▶ Data for processing
--- BEGIN ---

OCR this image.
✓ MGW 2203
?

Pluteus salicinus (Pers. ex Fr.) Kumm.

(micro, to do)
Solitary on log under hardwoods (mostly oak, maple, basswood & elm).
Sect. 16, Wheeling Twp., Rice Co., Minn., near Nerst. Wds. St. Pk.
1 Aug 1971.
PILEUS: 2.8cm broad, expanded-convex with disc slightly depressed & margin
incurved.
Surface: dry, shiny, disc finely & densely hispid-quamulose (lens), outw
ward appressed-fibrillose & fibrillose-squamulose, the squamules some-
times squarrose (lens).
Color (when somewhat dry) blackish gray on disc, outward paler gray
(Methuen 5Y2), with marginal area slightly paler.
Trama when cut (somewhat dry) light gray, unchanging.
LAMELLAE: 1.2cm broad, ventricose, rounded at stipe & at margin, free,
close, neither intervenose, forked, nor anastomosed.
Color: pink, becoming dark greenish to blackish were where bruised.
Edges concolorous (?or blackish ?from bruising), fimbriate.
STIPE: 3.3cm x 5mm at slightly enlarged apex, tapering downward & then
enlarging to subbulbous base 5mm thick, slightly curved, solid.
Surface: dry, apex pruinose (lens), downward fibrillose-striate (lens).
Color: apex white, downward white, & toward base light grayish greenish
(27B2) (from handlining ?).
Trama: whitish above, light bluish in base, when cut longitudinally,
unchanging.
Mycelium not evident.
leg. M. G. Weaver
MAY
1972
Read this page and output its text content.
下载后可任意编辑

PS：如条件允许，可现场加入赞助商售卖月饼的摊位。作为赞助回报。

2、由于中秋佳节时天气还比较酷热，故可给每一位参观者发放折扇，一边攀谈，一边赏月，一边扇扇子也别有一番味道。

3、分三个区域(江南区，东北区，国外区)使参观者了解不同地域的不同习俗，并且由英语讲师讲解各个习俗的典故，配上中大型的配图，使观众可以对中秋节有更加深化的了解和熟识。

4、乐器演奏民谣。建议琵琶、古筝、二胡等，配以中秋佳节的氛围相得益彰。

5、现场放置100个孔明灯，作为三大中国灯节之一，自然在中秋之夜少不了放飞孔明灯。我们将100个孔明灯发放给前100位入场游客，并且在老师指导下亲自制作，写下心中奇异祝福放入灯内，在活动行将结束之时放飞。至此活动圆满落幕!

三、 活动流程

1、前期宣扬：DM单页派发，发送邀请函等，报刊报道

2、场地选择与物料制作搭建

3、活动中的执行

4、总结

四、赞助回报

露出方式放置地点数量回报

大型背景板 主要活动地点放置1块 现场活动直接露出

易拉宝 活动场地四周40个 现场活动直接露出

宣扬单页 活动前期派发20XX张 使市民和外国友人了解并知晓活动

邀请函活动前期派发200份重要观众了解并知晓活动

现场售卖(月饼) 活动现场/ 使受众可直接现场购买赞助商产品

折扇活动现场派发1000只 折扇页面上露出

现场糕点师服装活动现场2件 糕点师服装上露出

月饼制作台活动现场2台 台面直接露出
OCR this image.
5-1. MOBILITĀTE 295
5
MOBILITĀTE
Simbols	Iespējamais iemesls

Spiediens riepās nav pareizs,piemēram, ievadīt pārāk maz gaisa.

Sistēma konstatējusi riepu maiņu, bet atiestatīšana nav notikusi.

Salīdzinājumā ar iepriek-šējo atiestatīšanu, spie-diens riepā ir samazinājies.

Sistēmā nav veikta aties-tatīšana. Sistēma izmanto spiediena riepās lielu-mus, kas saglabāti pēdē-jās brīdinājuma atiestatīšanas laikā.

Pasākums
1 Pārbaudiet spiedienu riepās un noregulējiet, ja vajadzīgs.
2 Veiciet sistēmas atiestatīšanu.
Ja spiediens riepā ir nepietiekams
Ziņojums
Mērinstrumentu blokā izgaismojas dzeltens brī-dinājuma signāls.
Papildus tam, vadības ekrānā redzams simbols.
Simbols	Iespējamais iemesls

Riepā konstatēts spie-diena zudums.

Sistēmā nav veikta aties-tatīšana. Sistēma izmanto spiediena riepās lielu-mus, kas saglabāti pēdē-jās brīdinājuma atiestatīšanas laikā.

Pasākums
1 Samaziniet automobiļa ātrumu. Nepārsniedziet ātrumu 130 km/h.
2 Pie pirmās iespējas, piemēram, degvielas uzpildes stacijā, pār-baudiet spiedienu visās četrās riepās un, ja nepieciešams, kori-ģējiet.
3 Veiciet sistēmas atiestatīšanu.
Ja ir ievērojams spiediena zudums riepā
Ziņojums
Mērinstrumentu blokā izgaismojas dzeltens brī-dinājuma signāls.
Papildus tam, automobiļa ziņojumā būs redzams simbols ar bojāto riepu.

--- END ---

▶ Task brief
Reproduce the material above without altering a single character.

▶ Answer to the problem
OCR this image.
✓ MGW 2203
?

Pluteus salicinus (Pers. ex Fr.) Kumm.

(micro, to do)
Solitary on log under hardwoods (mostly oak, maple, basswood & elm).
Sect. 16, Wheeling Twp., Rice Co., Minn., near Nerst. Wds. St. Pk.
1 Aug 1971.
PILEUS: 2.8cm broad, expanded-convex with disc slightly depressed & margin
incurved.
Surface: dry, shiny, disc finely & densely hispid-quamulose (lens), outw
ward appressed-fibrillose & fibrillose-squamulose, the squamules some-
times squarrose (lens).
Color (when somewhat dry) blackish gray on disc, outward paler gray
(Methuen 5Y2), with marginal area slightly paler.
Trama when cut (somewhat dry) light gray, unchanging.
LAMELLAE: 1.2cm broad, ventricose, rounded at stipe & at margin, free,
close, neither intervenose, forked, nor anastomosed.
Color: pink, becoming dark greenish to blackish were where bruised.
Edges concolorous (?or blackish ?from bruising), fimbriate.
STIPE: 3.3cm x 5mm at slightly enlarged apex, tapering downward & then
enlarging to subbulbous base 5mm thick, slightly curved, solid.
Surface: dry, apex pruinose (lens), downward fibrillose-striate (lens).
Color: apex white, downward white, & toward base light grayish greenish
(27B2) (from handlining ?).
Trama: whitish above, light bluish in base, when cut longitudinally,
unchanging.
Mycelium not evident.
leg. M. G. Weaver
MAY
1972
Read this page and output its text content.
下载后可任意编辑

PS：如条件允许，可现场加入赞助商售卖月饼的摊位。作为赞助回报。

2、由于中秋佳节时天气还比较酷热，故可给每一位参观者发放折扇，一边攀谈，一边赏月，一边扇扇子也别有一番味道。

3、分三个区域(江南区，东北区，国外区)使参观者了解不同地域的不同习俗，并且由英语讲师讲解各个习俗的典故，配上中大型的配图，使观众可以对中秋节有更加深化的了解和熟识。

4、乐器演奏民谣。建议琵琶、古筝、二胡等，配以中秋佳节的氛围相得益彰。

5、现场放置100个孔明灯，作为三大中国灯节之一，自然在中秋之夜少不了放飞孔明灯。我们将100个孔明灯发放给前100位入场游客，并且在老师指导下亲自制作，写下心中奇异祝福放入灯内，在活动行将结束之时放飞。至此活动圆满落幕!

三、 活动流程

1、前期宣扬：DM单页派发，发送邀请函等，报刊报道

2、场地选择与物料制作搭建

3、活动中的执行

4、总结

四、赞助回报

露出方式放置地点数量回报

大型背景板 主要活动地点放置1块 现场活动直接露出

易拉宝 活动场地四周40个 现场活动直接露出

宣扬单页 活动前期派发20XX张 使市民和外国友人了解并知晓活动

邀请函活动前期派发200份重要观众了解并知晓活动

现场售卖(月饼) 活动现场/ 使受众可直接现场购买赞助商产品

折扇活动现场派发1000只 折扇页面上露出

现场糕点师服装活动现场2件 糕点师服装上露出

月饼制作台活动现场2台 台面直接露出
OCR this image.
5-1. MOBILITĀTE 295
5
MOBILITĀTE
Simbols	Iespējamais iemesls

Spiediens riepās nav pareizs,piemēram, ievadīt pārāk maz gaisa.

Sistēma konstatējusi riepu maiņu, bet atiestatīšana nav notikusi.

Salīdzinājumā ar iepriek-šējo atiestatīšanu, spie-diens riepā ir samazinājies.

Sistēmā nav veikta aties-tatīšana. Sistēma izmanto spiediena riepās lielu-mus, kas saglabāti pēdē-jās brīdinājuma atiestatīšanas laikā.

Pasākums
1 Pārbaudiet spiedienu riepās un noregulējiet, ja vajadzīgs.
2 Veiciet sistēmas atiestatīšanu.
Ja spiediens riepā ir nepietiekams
Ziņojums
Mērinstrumentu blokā izgaismojas dzeltens brī-dinājuma signāls.
Papildus tam, vadības ekrānā redzams simbols.
Simbols	Iespējamais iemesls

Riepā konstatēts spie-diena zudums.

Sistēmā nav veikta aties-tatīšana. Sistēma izmanto spiediena riepās lielu-mus, kas saglabāti pēdē-jās brīdinājuma atiestatīšanas laikā.

Pasākums
1 Samaziniet automobiļa ātrumu. Nepārsniedziet ātrumu 130 km/h.
2 Pie pirmās iespējas, piemēram, degvielas uzpildes stacijā, pār-baudiet spiedienu visās četrās riepās un, ja nepieciešams, kori-ģējiet.
3 Veiciet sistēmas atiestatīšanu.
Ja ir ievērojams spiediena zudums riepā
Ziņojums
Mērinstrumentu blokā izgaismojas dzeltens brī-dinājuma signāls.
Papildus tam, automobiļa ziņojumā būs redzams simbols ar bojāto riepu.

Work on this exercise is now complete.